GIVEN EXERCISE: Check the listing below for lines that hold "shifts". How many are there? Please give only the number.

───

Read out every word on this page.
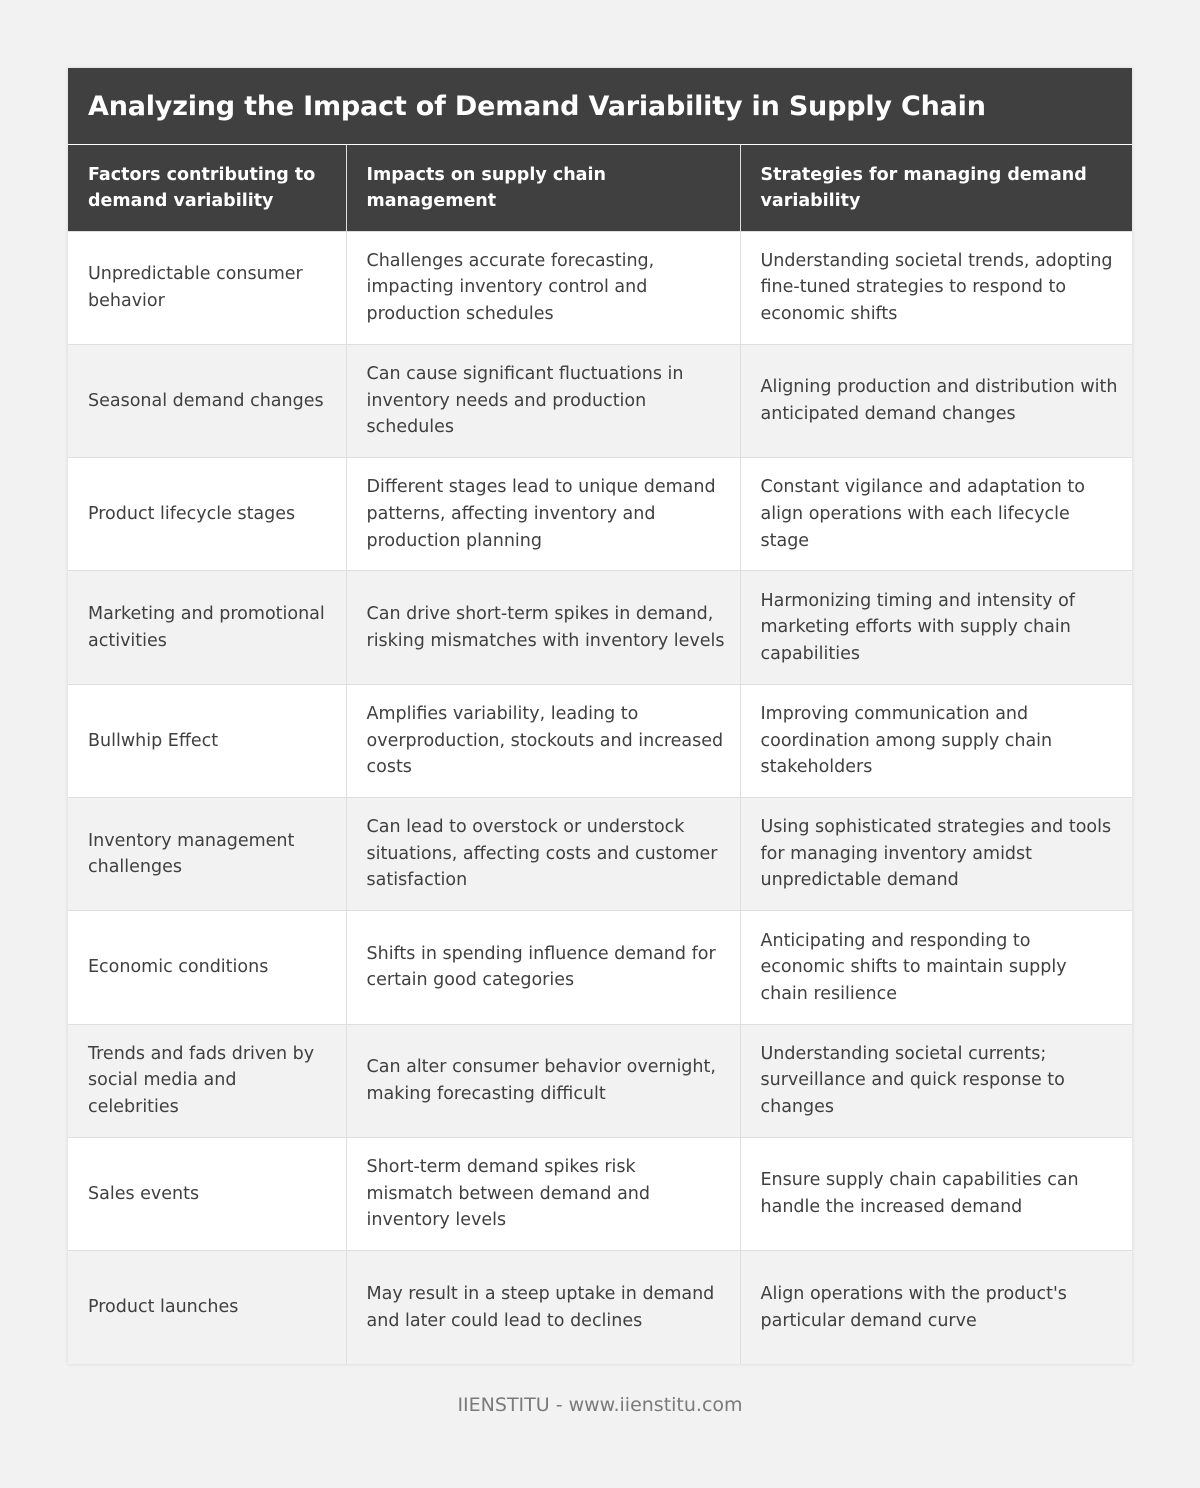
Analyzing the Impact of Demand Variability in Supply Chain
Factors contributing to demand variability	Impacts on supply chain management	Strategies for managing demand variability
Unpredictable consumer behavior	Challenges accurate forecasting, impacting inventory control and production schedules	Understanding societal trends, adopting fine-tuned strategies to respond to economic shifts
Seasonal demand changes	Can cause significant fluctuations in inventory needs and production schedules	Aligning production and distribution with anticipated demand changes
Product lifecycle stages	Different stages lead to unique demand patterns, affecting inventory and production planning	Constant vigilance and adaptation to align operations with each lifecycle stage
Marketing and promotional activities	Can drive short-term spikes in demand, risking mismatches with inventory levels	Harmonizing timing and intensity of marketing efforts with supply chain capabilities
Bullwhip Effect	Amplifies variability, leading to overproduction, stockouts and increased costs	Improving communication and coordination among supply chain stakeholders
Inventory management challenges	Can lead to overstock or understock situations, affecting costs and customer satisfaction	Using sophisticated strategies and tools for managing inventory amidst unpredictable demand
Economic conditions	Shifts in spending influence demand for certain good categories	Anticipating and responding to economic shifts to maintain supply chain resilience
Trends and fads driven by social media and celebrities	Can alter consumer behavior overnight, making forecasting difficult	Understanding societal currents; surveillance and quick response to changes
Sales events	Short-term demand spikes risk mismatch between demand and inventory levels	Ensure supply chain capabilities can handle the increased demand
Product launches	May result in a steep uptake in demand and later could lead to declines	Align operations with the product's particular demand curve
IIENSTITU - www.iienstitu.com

───

CORRECT RESPONSE: 2